● Written request: Where a line of the listing below includes the word "this", reproduce that line.

Data extracted from a collection
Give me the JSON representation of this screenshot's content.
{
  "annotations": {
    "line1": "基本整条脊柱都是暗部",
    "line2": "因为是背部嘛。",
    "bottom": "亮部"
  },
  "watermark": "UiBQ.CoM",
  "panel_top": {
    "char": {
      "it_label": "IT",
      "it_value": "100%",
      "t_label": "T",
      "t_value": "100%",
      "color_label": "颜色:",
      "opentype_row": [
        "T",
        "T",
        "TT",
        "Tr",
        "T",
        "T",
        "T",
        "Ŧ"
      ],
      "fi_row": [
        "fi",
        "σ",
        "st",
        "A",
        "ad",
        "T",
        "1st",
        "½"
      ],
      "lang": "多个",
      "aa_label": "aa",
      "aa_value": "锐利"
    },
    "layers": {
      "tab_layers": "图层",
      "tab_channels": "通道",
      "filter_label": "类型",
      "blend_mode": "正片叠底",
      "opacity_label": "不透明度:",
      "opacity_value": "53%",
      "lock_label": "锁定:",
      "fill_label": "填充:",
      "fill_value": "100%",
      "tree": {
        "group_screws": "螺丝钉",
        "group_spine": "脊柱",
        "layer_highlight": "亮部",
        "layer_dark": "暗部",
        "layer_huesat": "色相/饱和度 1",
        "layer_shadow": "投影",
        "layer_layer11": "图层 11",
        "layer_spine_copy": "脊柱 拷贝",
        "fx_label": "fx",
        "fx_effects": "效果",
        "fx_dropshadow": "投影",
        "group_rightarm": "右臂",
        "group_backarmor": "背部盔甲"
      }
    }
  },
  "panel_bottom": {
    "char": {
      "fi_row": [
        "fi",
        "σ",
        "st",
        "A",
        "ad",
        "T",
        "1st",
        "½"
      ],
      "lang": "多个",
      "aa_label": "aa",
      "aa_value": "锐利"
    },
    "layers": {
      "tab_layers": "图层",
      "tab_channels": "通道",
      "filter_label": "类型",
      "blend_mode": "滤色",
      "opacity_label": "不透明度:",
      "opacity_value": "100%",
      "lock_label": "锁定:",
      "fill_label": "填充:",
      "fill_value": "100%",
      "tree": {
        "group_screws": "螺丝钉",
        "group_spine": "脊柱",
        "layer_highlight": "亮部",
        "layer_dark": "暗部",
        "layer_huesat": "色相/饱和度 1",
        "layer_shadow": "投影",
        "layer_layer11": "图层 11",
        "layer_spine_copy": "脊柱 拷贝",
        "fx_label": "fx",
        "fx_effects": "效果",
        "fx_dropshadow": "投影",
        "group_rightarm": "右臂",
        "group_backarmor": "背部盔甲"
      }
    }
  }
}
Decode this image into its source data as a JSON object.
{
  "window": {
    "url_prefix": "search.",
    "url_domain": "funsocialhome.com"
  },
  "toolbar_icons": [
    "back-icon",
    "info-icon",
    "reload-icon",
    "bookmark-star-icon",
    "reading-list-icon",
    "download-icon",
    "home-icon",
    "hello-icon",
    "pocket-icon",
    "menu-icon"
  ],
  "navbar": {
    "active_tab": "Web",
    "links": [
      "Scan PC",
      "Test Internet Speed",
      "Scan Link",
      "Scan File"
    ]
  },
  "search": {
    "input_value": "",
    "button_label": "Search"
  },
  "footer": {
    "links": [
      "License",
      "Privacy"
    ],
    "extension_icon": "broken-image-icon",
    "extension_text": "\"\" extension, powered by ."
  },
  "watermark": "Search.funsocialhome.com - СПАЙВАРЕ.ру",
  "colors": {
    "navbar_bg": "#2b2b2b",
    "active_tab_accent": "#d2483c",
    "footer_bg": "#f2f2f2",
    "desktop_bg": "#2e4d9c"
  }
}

● Output below:
Give me the JSON representation of this screenshot's content.
Decode this image into its source data as a JSON object.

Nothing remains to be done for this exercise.